**Given instruction:**
Search the material for the word "difference" and report each line where it turns up.

**Data for processing:**
— start —

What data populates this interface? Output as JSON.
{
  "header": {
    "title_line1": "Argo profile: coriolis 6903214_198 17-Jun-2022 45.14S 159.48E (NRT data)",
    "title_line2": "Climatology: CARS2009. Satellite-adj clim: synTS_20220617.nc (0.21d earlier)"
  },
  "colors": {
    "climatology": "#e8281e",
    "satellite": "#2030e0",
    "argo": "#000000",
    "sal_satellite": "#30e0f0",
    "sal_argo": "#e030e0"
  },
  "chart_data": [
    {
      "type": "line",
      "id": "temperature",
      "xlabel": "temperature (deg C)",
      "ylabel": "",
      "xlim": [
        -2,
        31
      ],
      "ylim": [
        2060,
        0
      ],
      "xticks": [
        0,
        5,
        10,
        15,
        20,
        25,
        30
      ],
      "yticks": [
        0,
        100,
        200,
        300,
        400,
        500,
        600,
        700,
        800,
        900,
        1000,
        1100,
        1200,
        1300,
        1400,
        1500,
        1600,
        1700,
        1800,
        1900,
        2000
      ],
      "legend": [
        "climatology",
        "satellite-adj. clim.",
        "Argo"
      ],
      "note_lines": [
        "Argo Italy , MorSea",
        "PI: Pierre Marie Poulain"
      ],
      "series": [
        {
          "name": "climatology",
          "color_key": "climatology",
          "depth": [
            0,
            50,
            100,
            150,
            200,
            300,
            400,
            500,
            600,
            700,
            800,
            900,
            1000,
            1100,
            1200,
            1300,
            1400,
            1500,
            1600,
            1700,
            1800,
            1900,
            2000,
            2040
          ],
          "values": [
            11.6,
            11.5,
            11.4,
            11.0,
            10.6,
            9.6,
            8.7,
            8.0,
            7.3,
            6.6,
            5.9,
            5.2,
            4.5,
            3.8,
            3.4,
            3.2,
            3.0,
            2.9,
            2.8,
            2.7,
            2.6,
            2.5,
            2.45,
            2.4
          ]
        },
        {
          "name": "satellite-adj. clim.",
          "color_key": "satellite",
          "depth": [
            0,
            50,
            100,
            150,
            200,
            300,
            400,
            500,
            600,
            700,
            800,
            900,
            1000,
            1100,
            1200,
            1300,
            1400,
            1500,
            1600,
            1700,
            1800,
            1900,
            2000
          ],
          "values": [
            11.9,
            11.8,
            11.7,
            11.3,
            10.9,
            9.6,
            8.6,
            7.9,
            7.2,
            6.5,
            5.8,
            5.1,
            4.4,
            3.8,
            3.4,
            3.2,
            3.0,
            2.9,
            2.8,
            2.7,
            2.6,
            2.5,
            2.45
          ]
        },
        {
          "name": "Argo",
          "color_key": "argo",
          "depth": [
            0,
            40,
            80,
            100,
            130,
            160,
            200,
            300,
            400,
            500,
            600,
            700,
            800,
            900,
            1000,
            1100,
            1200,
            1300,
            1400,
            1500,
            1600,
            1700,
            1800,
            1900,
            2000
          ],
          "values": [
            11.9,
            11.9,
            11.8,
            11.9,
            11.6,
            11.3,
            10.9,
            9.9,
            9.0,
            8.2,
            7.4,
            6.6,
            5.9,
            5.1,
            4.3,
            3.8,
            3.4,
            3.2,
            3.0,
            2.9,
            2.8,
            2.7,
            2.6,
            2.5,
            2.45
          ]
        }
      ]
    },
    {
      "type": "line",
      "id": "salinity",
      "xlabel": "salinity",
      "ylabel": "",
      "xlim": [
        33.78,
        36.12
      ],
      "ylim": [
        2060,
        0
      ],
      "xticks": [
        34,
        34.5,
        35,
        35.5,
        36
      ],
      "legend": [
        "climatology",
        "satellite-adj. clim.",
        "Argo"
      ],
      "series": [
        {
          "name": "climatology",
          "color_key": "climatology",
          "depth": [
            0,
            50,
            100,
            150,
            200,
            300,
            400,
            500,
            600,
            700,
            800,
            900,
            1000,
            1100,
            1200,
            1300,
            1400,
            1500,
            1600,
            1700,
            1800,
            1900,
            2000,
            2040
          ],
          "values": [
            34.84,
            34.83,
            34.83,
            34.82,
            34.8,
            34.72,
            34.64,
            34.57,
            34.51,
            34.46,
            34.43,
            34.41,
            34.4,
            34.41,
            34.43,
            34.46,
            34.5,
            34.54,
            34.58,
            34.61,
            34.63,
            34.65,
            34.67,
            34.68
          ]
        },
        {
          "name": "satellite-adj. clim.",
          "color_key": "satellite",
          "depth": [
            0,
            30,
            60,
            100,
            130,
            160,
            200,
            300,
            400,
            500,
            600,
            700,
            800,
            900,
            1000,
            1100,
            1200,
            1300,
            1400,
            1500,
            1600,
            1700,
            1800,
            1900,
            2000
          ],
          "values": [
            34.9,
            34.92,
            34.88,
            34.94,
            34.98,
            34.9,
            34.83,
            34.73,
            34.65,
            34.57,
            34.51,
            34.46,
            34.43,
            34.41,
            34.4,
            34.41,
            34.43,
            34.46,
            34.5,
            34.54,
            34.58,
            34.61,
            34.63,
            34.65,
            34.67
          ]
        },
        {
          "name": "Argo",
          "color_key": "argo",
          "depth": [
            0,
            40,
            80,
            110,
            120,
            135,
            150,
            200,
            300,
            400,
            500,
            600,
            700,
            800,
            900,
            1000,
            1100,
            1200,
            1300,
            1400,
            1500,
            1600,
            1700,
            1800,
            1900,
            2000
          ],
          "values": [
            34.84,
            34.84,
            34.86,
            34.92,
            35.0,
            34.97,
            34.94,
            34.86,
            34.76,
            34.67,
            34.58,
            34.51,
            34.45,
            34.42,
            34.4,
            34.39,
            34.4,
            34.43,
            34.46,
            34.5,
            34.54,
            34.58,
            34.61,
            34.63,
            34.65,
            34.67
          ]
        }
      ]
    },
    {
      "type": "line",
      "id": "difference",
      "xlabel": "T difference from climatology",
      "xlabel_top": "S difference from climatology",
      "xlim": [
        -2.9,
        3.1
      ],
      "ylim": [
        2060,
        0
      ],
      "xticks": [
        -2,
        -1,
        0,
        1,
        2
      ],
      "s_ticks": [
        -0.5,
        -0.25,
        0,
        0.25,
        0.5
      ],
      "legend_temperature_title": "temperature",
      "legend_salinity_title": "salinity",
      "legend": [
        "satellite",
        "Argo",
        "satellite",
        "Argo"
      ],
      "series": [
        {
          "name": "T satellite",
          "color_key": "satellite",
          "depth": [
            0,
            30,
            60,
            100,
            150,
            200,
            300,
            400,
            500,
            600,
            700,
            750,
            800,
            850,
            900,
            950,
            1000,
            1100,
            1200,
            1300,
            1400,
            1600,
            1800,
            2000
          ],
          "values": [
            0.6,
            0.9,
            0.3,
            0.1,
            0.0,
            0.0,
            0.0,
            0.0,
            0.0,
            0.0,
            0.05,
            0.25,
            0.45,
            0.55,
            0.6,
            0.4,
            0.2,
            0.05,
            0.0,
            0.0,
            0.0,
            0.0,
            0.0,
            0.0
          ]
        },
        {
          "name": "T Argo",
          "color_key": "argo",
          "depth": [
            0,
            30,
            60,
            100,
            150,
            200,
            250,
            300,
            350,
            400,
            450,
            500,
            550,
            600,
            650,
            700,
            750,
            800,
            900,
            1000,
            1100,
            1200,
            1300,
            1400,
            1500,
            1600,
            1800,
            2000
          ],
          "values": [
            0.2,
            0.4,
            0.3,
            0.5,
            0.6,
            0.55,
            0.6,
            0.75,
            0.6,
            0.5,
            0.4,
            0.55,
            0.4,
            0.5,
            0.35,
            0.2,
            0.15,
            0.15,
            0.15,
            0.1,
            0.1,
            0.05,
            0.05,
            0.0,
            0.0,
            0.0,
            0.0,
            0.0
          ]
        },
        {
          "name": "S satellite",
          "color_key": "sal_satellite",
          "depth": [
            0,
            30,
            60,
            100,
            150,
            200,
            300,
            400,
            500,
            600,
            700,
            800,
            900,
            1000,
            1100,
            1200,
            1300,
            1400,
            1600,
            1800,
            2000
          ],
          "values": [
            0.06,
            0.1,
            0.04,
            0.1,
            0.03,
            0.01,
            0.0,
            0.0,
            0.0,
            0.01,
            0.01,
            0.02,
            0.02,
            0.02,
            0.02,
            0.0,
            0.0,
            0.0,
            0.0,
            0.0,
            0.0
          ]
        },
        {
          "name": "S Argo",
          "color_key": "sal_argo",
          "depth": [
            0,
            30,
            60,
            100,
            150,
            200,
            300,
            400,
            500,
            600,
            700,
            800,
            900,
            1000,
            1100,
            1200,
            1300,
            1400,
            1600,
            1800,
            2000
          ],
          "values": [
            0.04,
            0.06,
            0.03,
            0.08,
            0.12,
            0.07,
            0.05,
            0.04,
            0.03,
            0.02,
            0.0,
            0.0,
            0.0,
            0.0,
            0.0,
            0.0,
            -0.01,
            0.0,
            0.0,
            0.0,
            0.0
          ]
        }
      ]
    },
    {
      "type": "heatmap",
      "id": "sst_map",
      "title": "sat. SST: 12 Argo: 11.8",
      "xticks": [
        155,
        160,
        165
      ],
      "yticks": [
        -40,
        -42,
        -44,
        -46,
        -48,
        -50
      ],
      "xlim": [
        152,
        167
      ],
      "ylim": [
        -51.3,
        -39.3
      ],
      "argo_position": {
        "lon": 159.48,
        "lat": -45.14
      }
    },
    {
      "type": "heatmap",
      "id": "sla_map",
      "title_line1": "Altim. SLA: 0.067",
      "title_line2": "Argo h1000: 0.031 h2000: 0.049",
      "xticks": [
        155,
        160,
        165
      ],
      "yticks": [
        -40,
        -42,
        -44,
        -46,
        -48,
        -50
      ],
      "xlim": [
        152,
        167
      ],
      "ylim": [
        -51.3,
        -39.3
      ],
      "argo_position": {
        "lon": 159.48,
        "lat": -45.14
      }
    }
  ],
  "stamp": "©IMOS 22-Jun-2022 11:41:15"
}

— end —

**Written solution:**
      "id": "difference",
      "xlabel": "T difference from climatology",
      "xlabel_top": "S difference from climatology",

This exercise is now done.